From the line that includes "Reverse-engineer this chart into JSON." to the last line of the data, quote each line precisely; both boundary lines belong in the answer.
..........
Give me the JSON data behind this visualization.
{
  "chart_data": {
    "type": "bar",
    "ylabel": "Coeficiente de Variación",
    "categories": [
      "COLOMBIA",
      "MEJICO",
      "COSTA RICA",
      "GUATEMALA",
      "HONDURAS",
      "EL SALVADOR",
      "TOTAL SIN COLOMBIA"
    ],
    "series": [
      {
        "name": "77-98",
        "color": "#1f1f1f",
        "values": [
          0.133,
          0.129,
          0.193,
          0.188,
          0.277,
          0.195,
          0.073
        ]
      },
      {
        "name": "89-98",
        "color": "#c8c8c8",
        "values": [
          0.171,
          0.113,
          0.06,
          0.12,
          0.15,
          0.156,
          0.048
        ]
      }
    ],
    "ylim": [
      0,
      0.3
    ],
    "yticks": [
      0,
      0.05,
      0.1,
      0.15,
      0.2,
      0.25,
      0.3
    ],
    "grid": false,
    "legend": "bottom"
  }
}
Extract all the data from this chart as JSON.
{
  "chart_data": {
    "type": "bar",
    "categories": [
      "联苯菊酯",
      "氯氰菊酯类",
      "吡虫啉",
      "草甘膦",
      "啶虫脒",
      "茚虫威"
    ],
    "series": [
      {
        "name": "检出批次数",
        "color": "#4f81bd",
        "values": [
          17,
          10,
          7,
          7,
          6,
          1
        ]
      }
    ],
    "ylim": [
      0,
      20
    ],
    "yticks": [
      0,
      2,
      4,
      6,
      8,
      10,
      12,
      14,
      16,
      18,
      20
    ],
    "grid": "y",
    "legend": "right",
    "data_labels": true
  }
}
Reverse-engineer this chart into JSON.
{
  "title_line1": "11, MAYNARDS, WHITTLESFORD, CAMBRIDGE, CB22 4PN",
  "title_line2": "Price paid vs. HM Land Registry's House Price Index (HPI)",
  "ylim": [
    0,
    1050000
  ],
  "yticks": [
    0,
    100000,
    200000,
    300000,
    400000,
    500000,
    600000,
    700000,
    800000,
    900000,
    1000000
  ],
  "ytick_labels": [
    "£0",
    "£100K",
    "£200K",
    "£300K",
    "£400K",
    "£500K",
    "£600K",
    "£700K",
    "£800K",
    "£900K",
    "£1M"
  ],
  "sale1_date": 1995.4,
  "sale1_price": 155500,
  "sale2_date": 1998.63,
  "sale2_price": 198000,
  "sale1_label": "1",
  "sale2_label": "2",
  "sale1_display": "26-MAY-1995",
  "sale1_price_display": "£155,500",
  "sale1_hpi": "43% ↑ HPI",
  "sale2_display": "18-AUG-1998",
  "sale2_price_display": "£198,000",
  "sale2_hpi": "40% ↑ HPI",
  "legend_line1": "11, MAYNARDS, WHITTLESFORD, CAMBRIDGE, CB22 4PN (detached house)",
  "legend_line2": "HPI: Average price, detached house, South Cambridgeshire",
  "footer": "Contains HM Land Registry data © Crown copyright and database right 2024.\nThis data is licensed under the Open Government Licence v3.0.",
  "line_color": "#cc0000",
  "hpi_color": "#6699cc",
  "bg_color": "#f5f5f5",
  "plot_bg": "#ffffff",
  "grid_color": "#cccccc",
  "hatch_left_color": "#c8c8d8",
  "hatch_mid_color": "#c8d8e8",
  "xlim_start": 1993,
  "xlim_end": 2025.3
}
..........
**Solution to this exercise:**
Reverse-engineer this chart into JSON.
{
  "title_line1": "11, MAYNARDS, WHITTLESFORD, CAMBRIDGE, CB22 4PN",
  "title_line2": "Price paid vs. HM Land Registry's House Price Index (HPI)",
  "ylim": [
    0,
    1050000
  ],
  "yticks": [
    0,
    100000,
    200000,
    300000,
    400000,
    500000,
    600000,
    700000,
    800000,
    900000,
    1000000
  ],
  "ytick_labels": [
    "£0",
    "£100K",
    "£200K",
    "£300K",
    "£400K",
    "£500K",
    "£600K",
    "£700K",
    "£800K",
    "£900K",
    "£1M"
  ],
  "sale1_date": 1995.4,
  "sale1_price": 155500,
  "sale2_date": 1998.63,
  "sale2_price": 198000,
  "sale1_label": "1",
  "sale2_label": "2",
  "sale1_display": "26-MAY-1995",
  "sale1_price_display": "£155,500",
  "sale1_hpi": "43% ↑ HPI",
  "sale2_display": "18-AUG-1998",
  "sale2_price_display": "£198,000",
  "sale2_hpi": "40% ↑ HPI",
  "legend_line1": "11, MAYNARDS, WHITTLESFORD, CAMBRIDGE, CB22 4PN (detached house)",
  "legend_line2": "HPI: Average price, detached house, South Cambridgeshire",
  "footer": "Contains HM Land Registry data © Crown copyright and database right 2024.\nThis data is licensed under the Open Government Licence v3.0.",
  "line_color": "#cc0000",
  "hpi_color": "#6699cc",
  "bg_color": "#f5f5f5",
  "plot_bg": "#ffffff",
  "grid_color": "#cccccc",
  "hatch_left_color": "#c8c8d8",
  "hatch_mid_color": "#c8d8e8",
  "xlim_start": 1993,
  "xlim_end": 2025.3
}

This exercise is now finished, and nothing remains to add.